WHAT IS EXPECTED: Pictures do not belong in the copy. Return all of the entries exactly.

MATERIAL SUPPLIED:
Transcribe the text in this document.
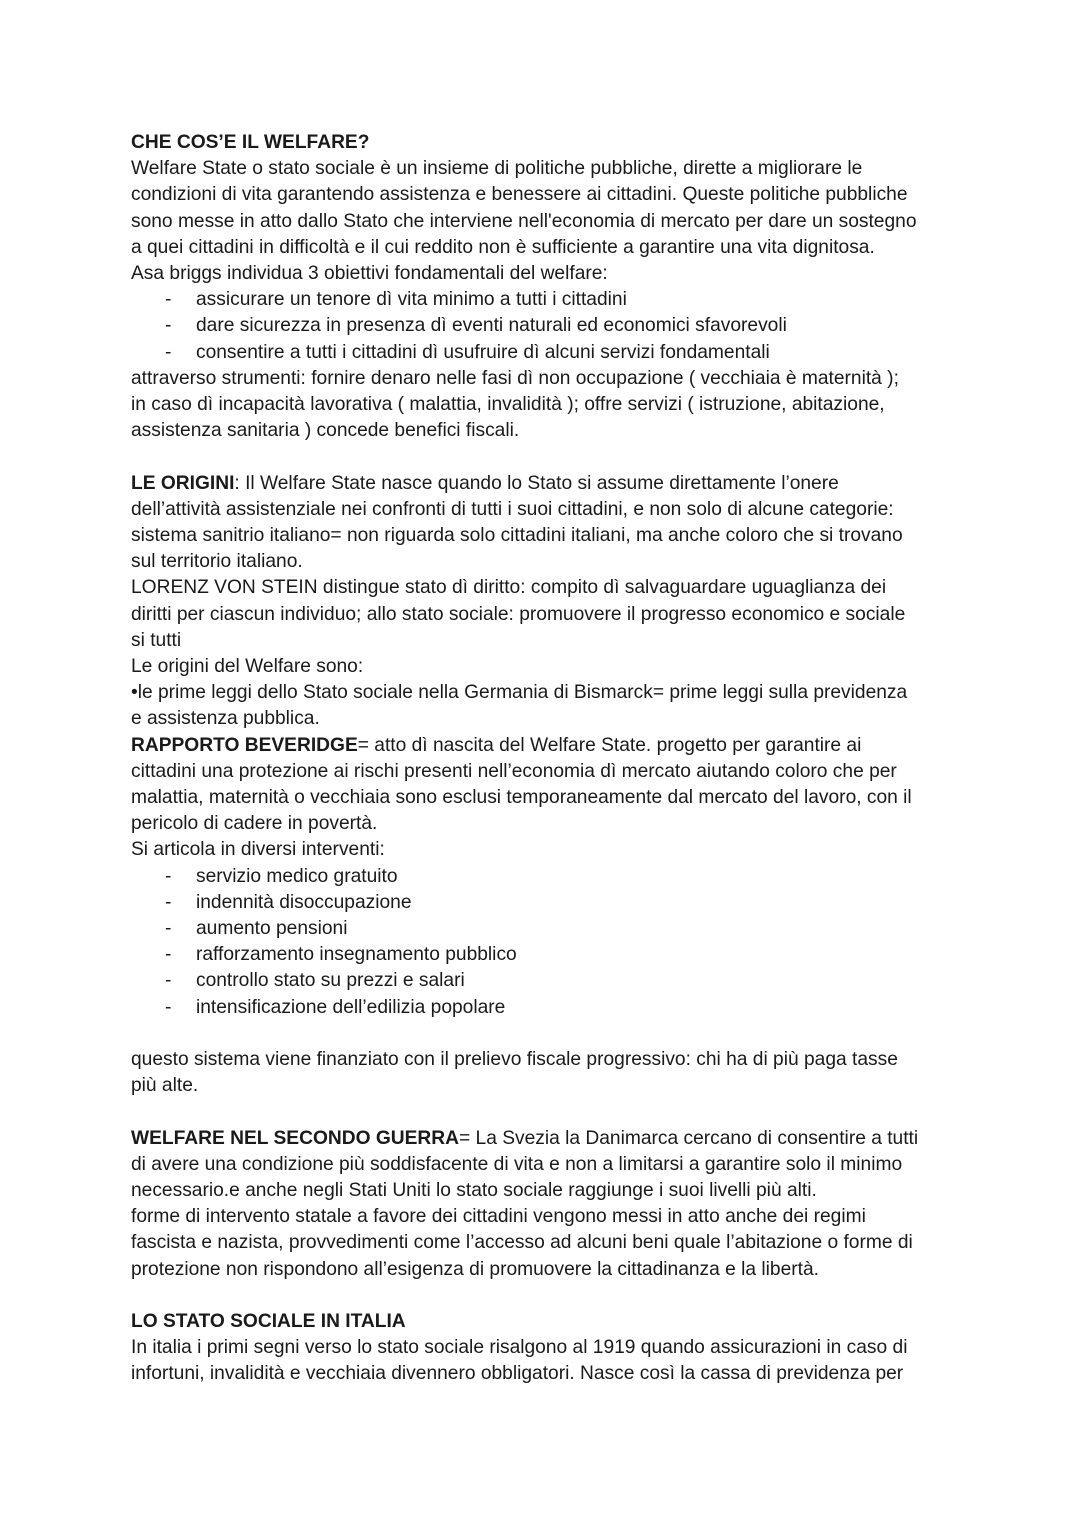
CHE COS’E IL WELFARE?

Welfare State o stato sociale è un insieme di politiche pubbliche, dirette a migliorare le
condizioni di vita garantendo assistenza e benessere ai cittadini. Queste politiche pubbliche
sono messe in atto dallo Stato che interviene nell'economia di mercato per dare un sostegno
a quei cittadini in difficoltà e il cui reddito non è sufficiente a garantire una vita dignitosa.

Asa briggs individua 3 obiettivi fondamentali del welfare:

- assicurare un tenore dì vita minimo a tutti i cittadini
- dare sicurezza in presenza dì eventi naturali ed economici sfavorevoli
- consentire a tutti i cittadini dì usufruire dì alcuni servizi fondamentali

attraverso strumenti: fornire denaro nelle fasi dì non occupazione ( vecchiaia è maternità );
in caso dì incapacità lavorativa ( malattia, invalidità ); offre servizi ( istruzione, abitazione,
assistenza sanitaria ) concede benefici fiscali.

LE ORIGINI: Il Welfare State nasce quando lo Stato si assume direttamente l’onere
dell’attività assistenziale nei confronti di tutti i suoi cittadini, e non solo di alcune categorie:
sistema sanitrio italiano= non riguarda solo cittadini italiani, ma anche coloro che si trovano
sul territorio italiano.

LORENZ VON STEIN distingue stato dì diritto: compito dì salvaguardare uguaglianza dei
diritti per ciascun individuo; allo stato sociale: promuovere il progresso economico e sociale
si tutti

Le origini del Welfare sono:

•le prime leggi dello Stato sociale nella Germania di Bismarck= prime leggi sulla previdenza
e assistenza pubblica.

RAPPORTO BEVERIDGE= atto dì nascita del Welfare State. progetto per garantire ai
cittadini una protezione ai rischi presenti nell’economia dì mercato aiutando coloro che per
malattia, maternità o vecchiaia sono esclusi temporaneamente dal mercato del lavoro, con il
pericolo di cadere in povertà.

Si articola in diversi interventi:

- servizio medico gratuito
- indennità disoccupazione
- aumento pensioni
- rafforzamento insegnamento pubblico
- controllo stato su prezzi e salari
- intensificazione dell’edilizia popolare

questo sistema viene finanziato con il prelievo fiscale progressivo: chi ha di più paga tasse
più alte.

WELFARE NEL SECONDO GUERRA= La Svezia la Danimarca cercano di consentire a tutti
di avere una condizione più soddisfacente di vita e non a limitarsi a garantire solo il minimo
necessario.e anche negli Stati Uniti lo stato sociale raggiunge i suoi livelli più alti.

forme di intervento statale a favore dei cittadini vengono messi in atto anche dei regimi
fascista e nazista, provvedimenti come l’accesso ad alcuni beni quale l’abitazione o forme di
protezione non rispondono all’esigenza di promuovere la cittadinanza e la libertà.

LO STATO SOCIALE IN ITALIA

In italia i primi segni verso lo stato sociale risalgono al 1919 quando assicurazioni in caso di
infortuni, invalidità e vecchiaia divennero obbligatori. Nasce così la cassa di previdenza per
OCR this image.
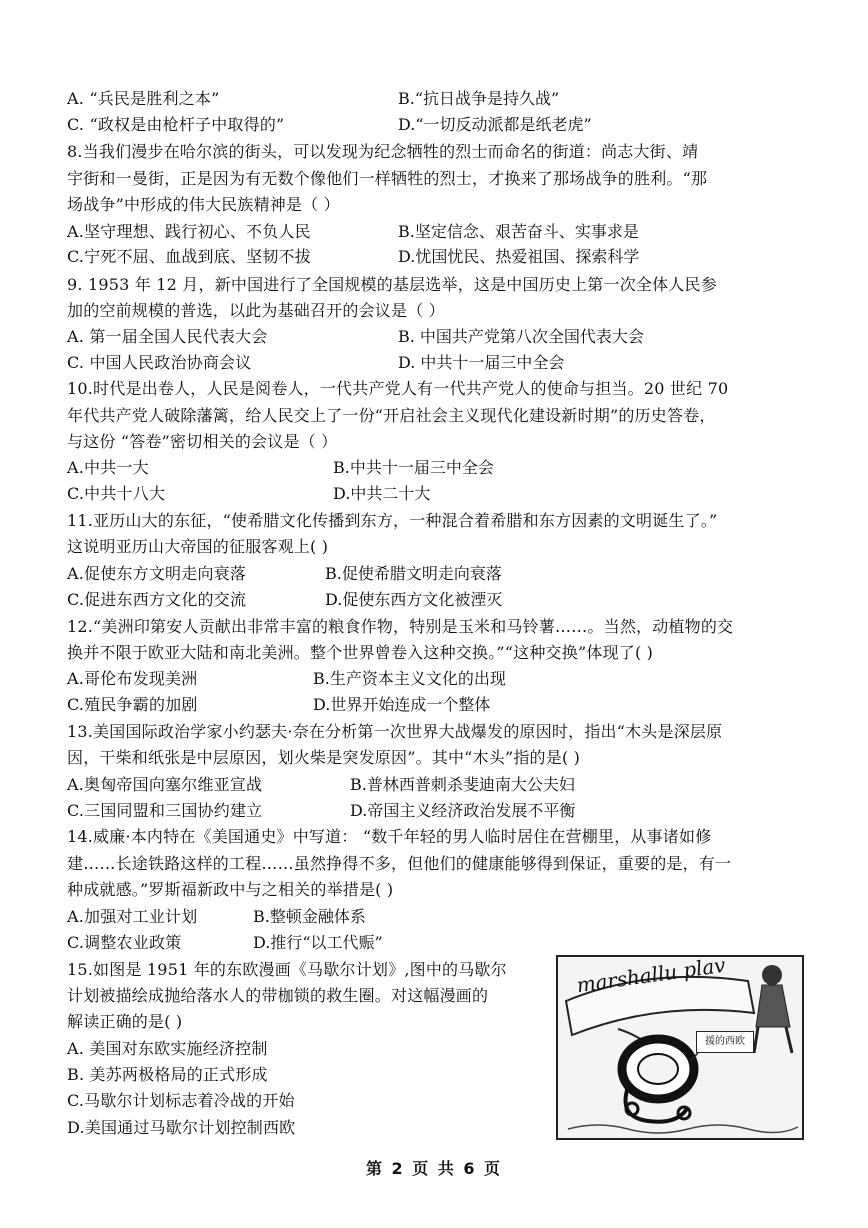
A. “兵民是胜利之本”	B.“抗日战争是持久战”
C. “政权是由枪杆子中取得的”	D.“一切反动派都是纸老虎”
8.当我们漫步在哈尔滨的街头，可以发现为纪念牺牲的烈士而命名的街道：尚志大街、靖
宇街和一曼街，正是因为有无数个像他们一样牺牲的烈士，才换来了那场战争的胜利。“那
场战争”中形成的伟大民族精神是（ ）
A.坚守理想、践行初心、不负人民	B.坚定信念、艰苦奋斗、实事求是
C.宁死不屈、血战到底、坚韧不拔	D.忧国忧民、热爱祖国、探索科学
9. 1953 年 12 月，新中国进行了全国规模的基层选举，这是中国历史上第一次全体人民参
加的空前规模的普选，以此为基础召开的会议是（ ）
A. 第一届全国人民代表大会	B. 中国共产党第八次全国代表大会
C. 中国人民政治协商会议	D. 中共十一届三中全会
10.时代是出卷人，人民是阅卷人，一代共产党人有一代共产党人的使命与担当。20 世纪 70
年代共产党人破除藩篱，给人民交上了一份“开启社会主义现代化建设新时期”的历史答卷，
与这份 “答卷”密切相关的会议是（ ）
A.中共一大	B.中共十一届三中全会
C.中共十八大	D.中共二十大
11.亚历山大的东征，“使希腊文化传播到东方，一种混合着希腊和东方因素的文明诞生了。”
这说明亚历山大帝国的征服客观上( )
A.促使东方文明走向衰落	B.促使希腊文明走向衰落
C.促进东西方文化的交流	D.促使东西方文化被湮灭
12.“美洲印第安人贡献出非常丰富的粮食作物，特别是玉米和马铃薯……。当然，动植物的交
换并不限于欧亚大陆和南北美洲。整个世界曾卷入这种交换。”“这种交换”体现了( )
A.哥伦布发现美洲	B.生产资本主义文化的出现
C.殖民争霸的加剧	D.世界开始连成一个整体
13.美国国际政治学家小约瑟夫·奈在分析第一次世界大战爆发的原因时，指出“木头是深层原
因，干柴和纸张是中层原因，划火柴是突发原因”。其中“木头”指的是( )
A.奥匈帝国向塞尔维亚宣战	B.普林西普刺杀斐迪南大公夫妇
C.三国同盟和三国协约建立	D.帝国主义经济政治发展不平衡
14.威廉·本内特在《美国通史》中写道： “数千年轻的男人临时居住在营棚里，从事诸如修
建……长途铁路这样的工程……虽然挣得不多，但他们的健康能够得到保证，重要的是，有一
种成就感。”罗斯福新政中与之相关的举措是( )
A.加强对工业计划	B.整顿金融体系
C.调整农业政策	D.推行“以工代赈”
15.如图是 1951 年的东欧漫画《马歇尔计划》,图中的马歇尔
计划被描绘成抛给落水人的带枷锁的救生圈。对这幅漫画的
解读正确的是( )
A. 美国对东欧实施经济控制
B. 美苏两极格局的正式形成
C.马歇尔计划标志着冷战的开始
D.美国通过马歇尔计划控制西欧
marshallu plav
援的西欧
第 2 页 共 6 页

EXERCISE SOLUTION:
Transcribe the text in this document.
CHE COS’E IL WELFARE?

Welfare State o stato sociale è un insieme di politiche pubbliche, dirette a migliorare le
condizioni di vita garantendo assistenza e benessere ai cittadini. Queste politiche pubbliche
sono messe in atto dallo Stato che interviene nell'economia di mercato per dare un sostegno
a quei cittadini in difficoltà e il cui reddito non è sufficiente a garantire una vita dignitosa.

Asa briggs individua 3 obiettivi fondamentali del welfare:

- assicurare un tenore dì vita minimo a tutti i cittadini
- dare sicurezza in presenza dì eventi naturali ed economici sfavorevoli
- consentire a tutti i cittadini dì usufruire dì alcuni servizi fondamentali

attraverso strumenti: fornire denaro nelle fasi dì non occupazione ( vecchiaia è maternità );
in caso dì incapacità lavorativa ( malattia, invalidità ); offre servizi ( istruzione, abitazione,
assistenza sanitaria ) concede benefici fiscali.

LE ORIGINI: Il Welfare State nasce quando lo Stato si assume direttamente l’onere
dell’attività assistenziale nei confronti di tutti i suoi cittadini, e non solo di alcune categorie:
sistema sanitrio italiano= non riguarda solo cittadini italiani, ma anche coloro che si trovano
sul territorio italiano.

LORENZ VON STEIN distingue stato dì diritto: compito dì salvaguardare uguaglianza dei
diritti per ciascun individuo; allo stato sociale: promuovere il progresso economico e sociale
si tutti

Le origini del Welfare sono:

•le prime leggi dello Stato sociale nella Germania di Bismarck= prime leggi sulla previdenza
e assistenza pubblica.

RAPPORTO BEVERIDGE= atto dì nascita del Welfare State. progetto per garantire ai
cittadini una protezione ai rischi presenti nell’economia dì mercato aiutando coloro che per
malattia, maternità o vecchiaia sono esclusi temporaneamente dal mercato del lavoro, con il
pericolo di cadere in povertà.

Si articola in diversi interventi:

- servizio medico gratuito
- indennità disoccupazione
- aumento pensioni
- rafforzamento insegnamento pubblico
- controllo stato su prezzi e salari
- intensificazione dell’edilizia popolare

questo sistema viene finanziato con il prelievo fiscale progressivo: chi ha di più paga tasse
più alte.

WELFARE NEL SECONDO GUERRA= La Svezia la Danimarca cercano di consentire a tutti
di avere una condizione più soddisfacente di vita e non a limitarsi a garantire solo il minimo
necessario.e anche negli Stati Uniti lo stato sociale raggiunge i suoi livelli più alti.

forme di intervento statale a favore dei cittadini vengono messi in atto anche dei regimi
fascista e nazista, provvedimenti come l’accesso ad alcuni beni quale l’abitazione o forme di
protezione non rispondono all’esigenza di promuovere la cittadinanza e la libertà.

LO STATO SOCIALE IN ITALIA

In italia i primi segni verso lo stato sociale risalgono al 1919 quando assicurazioni in caso di
infortuni, invalidità e vecchiaia divennero obbligatori. Nasce così la cassa di previdenza per
OCR this image.
A. “兵民是胜利之本”	B.“抗日战争是持久战”
C. “政权是由枪杆子中取得的”	D.“一切反动派都是纸老虎”
8.当我们漫步在哈尔滨的街头，可以发现为纪念牺牲的烈士而命名的街道：尚志大街、靖
宇街和一曼街，正是因为有无数个像他们一样牺牲的烈士，才换来了那场战争的胜利。“那
场战争”中形成的伟大民族精神是（ ）
A.坚守理想、践行初心、不负人民	B.坚定信念、艰苦奋斗、实事求是
C.宁死不屈、血战到底、坚韧不拔	D.忧国忧民、热爱祖国、探索科学
9. 1953 年 12 月，新中国进行了全国规模的基层选举，这是中国历史上第一次全体人民参
加的空前规模的普选，以此为基础召开的会议是（ ）
A. 第一届全国人民代表大会	B. 中国共产党第八次全国代表大会
C. 中国人民政治协商会议	D. 中共十一届三中全会
10.时代是出卷人，人民是阅卷人，一代共产党人有一代共产党人的使命与担当。20 世纪 70
年代共产党人破除藩篱，给人民交上了一份“开启社会主义现代化建设新时期”的历史答卷，
与这份 “答卷”密切相关的会议是（ ）
A.中共一大	B.中共十一届三中全会
C.中共十八大	D.中共二十大
11.亚历山大的东征，“使希腊文化传播到东方，一种混合着希腊和东方因素的文明诞生了。”
这说明亚历山大帝国的征服客观上( )
A.促使东方文明走向衰落	B.促使希腊文明走向衰落
C.促进东西方文化的交流	D.促使东西方文化被湮灭
12.“美洲印第安人贡献出非常丰富的粮食作物，特别是玉米和马铃薯……。当然，动植物的交
换并不限于欧亚大陆和南北美洲。整个世界曾卷入这种交换。”“这种交换”体现了( )
A.哥伦布发现美洲	B.生产资本主义文化的出现
C.殖民争霸的加剧	D.世界开始连成一个整体
13.美国国际政治学家小约瑟夫·奈在分析第一次世界大战爆发的原因时，指出“木头是深层原
因，干柴和纸张是中层原因，划火柴是突发原因”。其中“木头”指的是( )
A.奥匈帝国向塞尔维亚宣战	B.普林西普刺杀斐迪南大公夫妇
C.三国同盟和三国协约建立	D.帝国主义经济政治发展不平衡
14.威廉·本内特在《美国通史》中写道： “数千年轻的男人临时居住在营棚里，从事诸如修
建……长途铁路这样的工程……虽然挣得不多，但他们的健康能够得到保证，重要的是，有一
种成就感。”罗斯福新政中与之相关的举措是( )
A.加强对工业计划	B.整顿金融体系
C.调整农业政策	D.推行“以工代赈”
15.如图是 1951 年的东欧漫画《马歇尔计划》,图中的马歇尔
计划被描绘成抛给落水人的带枷锁的救生圈。对这幅漫画的
解读正确的是( )
A. 美国对东欧实施经济控制
B. 美苏两极格局的正式形成
C.马歇尔计划标志着冷战的开始
D.美国通过马歇尔计划控制西欧
marshallu plav
援的西欧
第 2 页 共 6 页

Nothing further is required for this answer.